SUPPLIED DATA:

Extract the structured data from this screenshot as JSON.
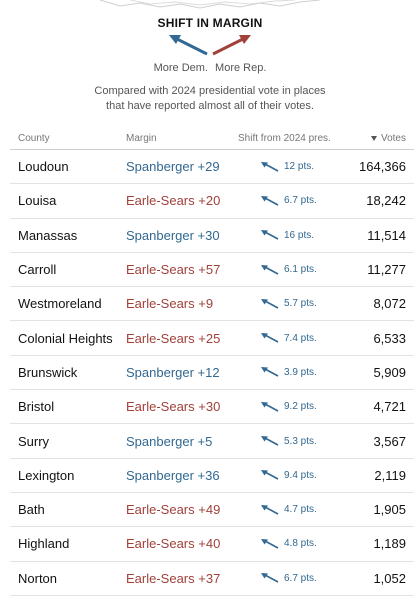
{
  "legend": {
    "title": "SHIFT IN MARGIN",
    "more_dem": "More Dem.",
    "more_rep": "More Rep.",
    "note_line1": "Compared with 2024 presidential vote in places",
    "note_line2": "that have reported almost all of their votes."
  },
  "colors": {
    "dem": "#326891",
    "rep": "#a0413a"
  },
  "table": {
    "headers": {
      "county": "County",
      "margin": "Margin",
      "shift": "Shift from 2024 pres.",
      "votes": "Votes"
    },
    "sort_icon": "triangle-down-icon",
    "rows": [
      {
        "county": "Loudoun",
        "margin": "Spanberger +29",
        "party": "dem",
        "shift": "12 pts.",
        "votes": "164,366"
      },
      {
        "county": "Louisa",
        "margin": "Earle-Sears +20",
        "party": "rep",
        "shift": "6.7 pts.",
        "votes": "18,242"
      },
      {
        "county": "Manassas",
        "margin": "Spanberger +30",
        "party": "dem",
        "shift": "16 pts.",
        "votes": "11,514"
      },
      {
        "county": "Carroll",
        "margin": "Earle-Sears +57",
        "party": "rep",
        "shift": "6.1 pts.",
        "votes": "11,277"
      },
      {
        "county": "Westmoreland",
        "margin": "Earle-Sears +9",
        "party": "rep",
        "shift": "5.7 pts.",
        "votes": "8,072"
      },
      {
        "county": "Colonial Heights",
        "margin": "Earle-Sears +25",
        "party": "rep",
        "shift": "7.4 pts.",
        "votes": "6,533"
      },
      {
        "county": "Brunswick",
        "margin": "Spanberger +12",
        "party": "dem",
        "shift": "3.9 pts.",
        "votes": "5,909"
      },
      {
        "county": "Bristol",
        "margin": "Earle-Sears +30",
        "party": "rep",
        "shift": "9.2 pts.",
        "votes": "4,721"
      },
      {
        "county": "Surry",
        "margin": "Spanberger +5",
        "party": "dem",
        "shift": "5.3 pts.",
        "votes": "3,567"
      },
      {
        "county": "Lexington",
        "margin": "Spanberger +36",
        "party": "dem",
        "shift": "9.4 pts.",
        "votes": "2,119"
      },
      {
        "county": "Bath",
        "margin": "Earle-Sears +49",
        "party": "rep",
        "shift": "4.7 pts.",
        "votes": "1,905"
      },
      {
        "county": "Highland",
        "margin": "Earle-Sears +40",
        "party": "rep",
        "shift": "4.8 pts.",
        "votes": "1,189"
      },
      {
        "county": "Norton",
        "margin": "Earle-Sears +37",
        "party": "rep",
        "shift": "6.7 pts.",
        "votes": "1,052"
      }
    ]
  }
}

GOAL:
Without the pictures, return all the records precisely as they stand.

WRITTEN RESPONSE:
Extract the structured data from this screenshot as JSON.
{
  "legend": {
    "title": "SHIFT IN MARGIN",
    "more_dem": "More Dem.",
    "more_rep": "More Rep.",
    "note_line1": "Compared with 2024 presidential vote in places",
    "note_line2": "that have reported almost all of their votes."
  },
  "colors": {
    "dem": "#326891",
    "rep": "#a0413a"
  },
  "table": {
    "headers": {
      "county": "County",
      "margin": "Margin",
      "shift": "Shift from 2024 pres.",
      "votes": "Votes"
    },
    "sort_icon": "triangle-down-icon",
    "rows": [
      {
        "county": "Loudoun",
        "margin": "Spanberger +29",
        "party": "dem",
        "shift": "12 pts.",
        "votes": "164,366"
      },
      {
        "county": "Louisa",
        "margin": "Earle-Sears +20",
        "party": "rep",
        "shift": "6.7 pts.",
        "votes": "18,242"
      },
      {
        "county": "Manassas",
        "margin": "Spanberger +30",
        "party": "dem",
        "shift": "16 pts.",
        "votes": "11,514"
      },
      {
        "county": "Carroll",
        "margin": "Earle-Sears +57",
        "party": "rep",
        "shift": "6.1 pts.",
        "votes": "11,277"
      },
      {
        "county": "Westmoreland",
        "margin": "Earle-Sears +9",
        "party": "rep",
        "shift": "5.7 pts.",
        "votes": "8,072"
      },
      {
        "county": "Colonial Heights",
        "margin": "Earle-Sears +25",
        "party": "rep",
        "shift": "7.4 pts.",
        "votes": "6,533"
      },
      {
        "county": "Brunswick",
        "margin": "Spanberger +12",
        "party": "dem",
        "shift": "3.9 pts.",
        "votes": "5,909"
      },
      {
        "county": "Bristol",
        "margin": "Earle-Sears +30",
        "party": "rep",
        "shift": "9.2 pts.",
        "votes": "4,721"
      },
      {
        "county": "Surry",
        "margin": "Spanberger +5",
        "party": "dem",
        "shift": "5.3 pts.",
        "votes": "3,567"
      },
      {
        "county": "Lexington",
        "margin": "Spanberger +36",
        "party": "dem",
        "shift": "9.4 pts.",
        "votes": "2,119"
      },
      {
        "county": "Bath",
        "margin": "Earle-Sears +49",
        "party": "rep",
        "shift": "4.7 pts.",
        "votes": "1,905"
      },
      {
        "county": "Highland",
        "margin": "Earle-Sears +40",
        "party": "rep",
        "shift": "4.8 pts.",
        "votes": "1,189"
      },
      {
        "county": "Norton",
        "margin": "Earle-Sears +37",
        "party": "rep",
        "shift": "6.7 pts.",
        "votes": "1,052"
      }
    ]
  }
}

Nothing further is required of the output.